→ REQUIRED TASK
Write the material out again, line by line, exactly as it is.

→ DATA LINES
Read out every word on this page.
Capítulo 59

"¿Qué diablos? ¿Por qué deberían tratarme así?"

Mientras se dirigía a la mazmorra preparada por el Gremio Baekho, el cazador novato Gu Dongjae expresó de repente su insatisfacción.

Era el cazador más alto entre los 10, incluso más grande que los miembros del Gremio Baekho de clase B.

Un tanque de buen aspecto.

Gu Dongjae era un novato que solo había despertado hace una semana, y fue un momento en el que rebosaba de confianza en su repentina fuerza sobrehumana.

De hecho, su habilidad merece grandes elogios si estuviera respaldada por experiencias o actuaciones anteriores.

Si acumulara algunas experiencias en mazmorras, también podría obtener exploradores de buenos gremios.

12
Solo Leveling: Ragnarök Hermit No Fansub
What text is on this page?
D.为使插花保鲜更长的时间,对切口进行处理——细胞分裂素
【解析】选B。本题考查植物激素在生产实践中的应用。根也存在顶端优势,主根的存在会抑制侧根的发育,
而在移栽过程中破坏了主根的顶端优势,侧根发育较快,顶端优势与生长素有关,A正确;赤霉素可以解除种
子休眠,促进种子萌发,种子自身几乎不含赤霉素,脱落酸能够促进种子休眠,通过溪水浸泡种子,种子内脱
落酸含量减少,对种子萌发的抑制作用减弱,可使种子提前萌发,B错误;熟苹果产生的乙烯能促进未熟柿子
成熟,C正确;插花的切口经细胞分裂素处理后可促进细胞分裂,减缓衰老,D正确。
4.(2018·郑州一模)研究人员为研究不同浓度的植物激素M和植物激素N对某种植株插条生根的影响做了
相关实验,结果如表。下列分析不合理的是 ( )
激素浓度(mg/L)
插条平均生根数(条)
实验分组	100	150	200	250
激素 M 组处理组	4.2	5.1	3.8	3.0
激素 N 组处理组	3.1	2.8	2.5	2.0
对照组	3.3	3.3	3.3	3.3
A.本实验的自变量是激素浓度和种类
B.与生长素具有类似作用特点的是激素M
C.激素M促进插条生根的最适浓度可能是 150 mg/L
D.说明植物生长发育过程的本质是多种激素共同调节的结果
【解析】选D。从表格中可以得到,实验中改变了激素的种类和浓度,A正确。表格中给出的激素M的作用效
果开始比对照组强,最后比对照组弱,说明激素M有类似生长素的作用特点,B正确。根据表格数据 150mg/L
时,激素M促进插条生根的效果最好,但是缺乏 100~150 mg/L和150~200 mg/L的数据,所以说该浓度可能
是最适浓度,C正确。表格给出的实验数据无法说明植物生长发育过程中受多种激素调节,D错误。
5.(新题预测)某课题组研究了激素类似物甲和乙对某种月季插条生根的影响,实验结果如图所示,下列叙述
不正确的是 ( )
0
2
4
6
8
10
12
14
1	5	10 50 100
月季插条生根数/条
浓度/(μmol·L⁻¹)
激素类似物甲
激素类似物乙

→ OUTPUT FOR THIS TASK
Read out every word on this page.
Capítulo 59

"¿Qué diablos? ¿Por qué deberían tratarme así?"

Mientras se dirigía a la mazmorra preparada por el Gremio Baekho, el cazador novato Gu Dongjae expresó de repente su insatisfacción.

Era el cazador más alto entre los 10, incluso más grande que los miembros del Gremio Baekho de clase B.

Un tanque de buen aspecto.

Gu Dongjae era un novato que solo había despertado hace una semana, y fue un momento en el que rebosaba de confianza en su repentina fuerza sobrehumana.

De hecho, su habilidad merece grandes elogios si estuviera respaldada por experiencias o actuaciones anteriores.

Si acumulara algunas experiencias en mazmorras, también podría obtener exploradores de buenos gremios.

12
Solo Leveling: Ragnarök Hermit No Fansub
What text is on this page?
D.为使插花保鲜更长的时间,对切口进行处理——细胞分裂素
【解析】选B。本题考查植物激素在生产实践中的应用。根也存在顶端优势,主根的存在会抑制侧根的发育,
而在移栽过程中破坏了主根的顶端优势,侧根发育较快,顶端优势与生长素有关,A正确;赤霉素可以解除种
子休眠,促进种子萌发,种子自身几乎不含赤霉素,脱落酸能够促进种子休眠,通过溪水浸泡种子,种子内脱
落酸含量减少,对种子萌发的抑制作用减弱,可使种子提前萌发,B错误;熟苹果产生的乙烯能促进未熟柿子
成熟,C正确;插花的切口经细胞分裂素处理后可促进细胞分裂,减缓衰老,D正确。
4.(2018·郑州一模)研究人员为研究不同浓度的植物激素M和植物激素N对某种植株插条生根的影响做了
相关实验,结果如表。下列分析不合理的是 ( )
激素浓度(mg/L)
插条平均生根数(条)
实验分组	100	150	200	250
激素 M 组处理组	4.2	5.1	3.8	3.0
激素 N 组处理组	3.1	2.8	2.5	2.0
对照组	3.3	3.3	3.3	3.3
A.本实验的自变量是激素浓度和种类
B.与生长素具有类似作用特点的是激素M
C.激素M促进插条生根的最适浓度可能是 150 mg/L
D.说明植物生长发育过程的本质是多种激素共同调节的结果
【解析】选D。从表格中可以得到,实验中改变了激素的种类和浓度,A正确。表格中给出的激素M的作用效
果开始比对照组强,最后比对照组弱,说明激素M有类似生长素的作用特点,B正确。根据表格数据 150mg/L
时,激素M促进插条生根的效果最好,但是缺乏 100~150 mg/L和150~200 mg/L的数据,所以说该浓度可能
是最适浓度,C正确。表格给出的实验数据无法说明植物生长发育过程中受多种激素调节,D错误。
5.(新题预测)某课题组研究了激素类似物甲和乙对某种月季插条生根的影响,实验结果如图所示,下列叙述
不正确的是 ( )
0
2
4
6
8
10
12
14
1	5	10 50 100
月季插条生根数/条
浓度/(μmol·L⁻¹)
激素类似物甲
激素类似物乙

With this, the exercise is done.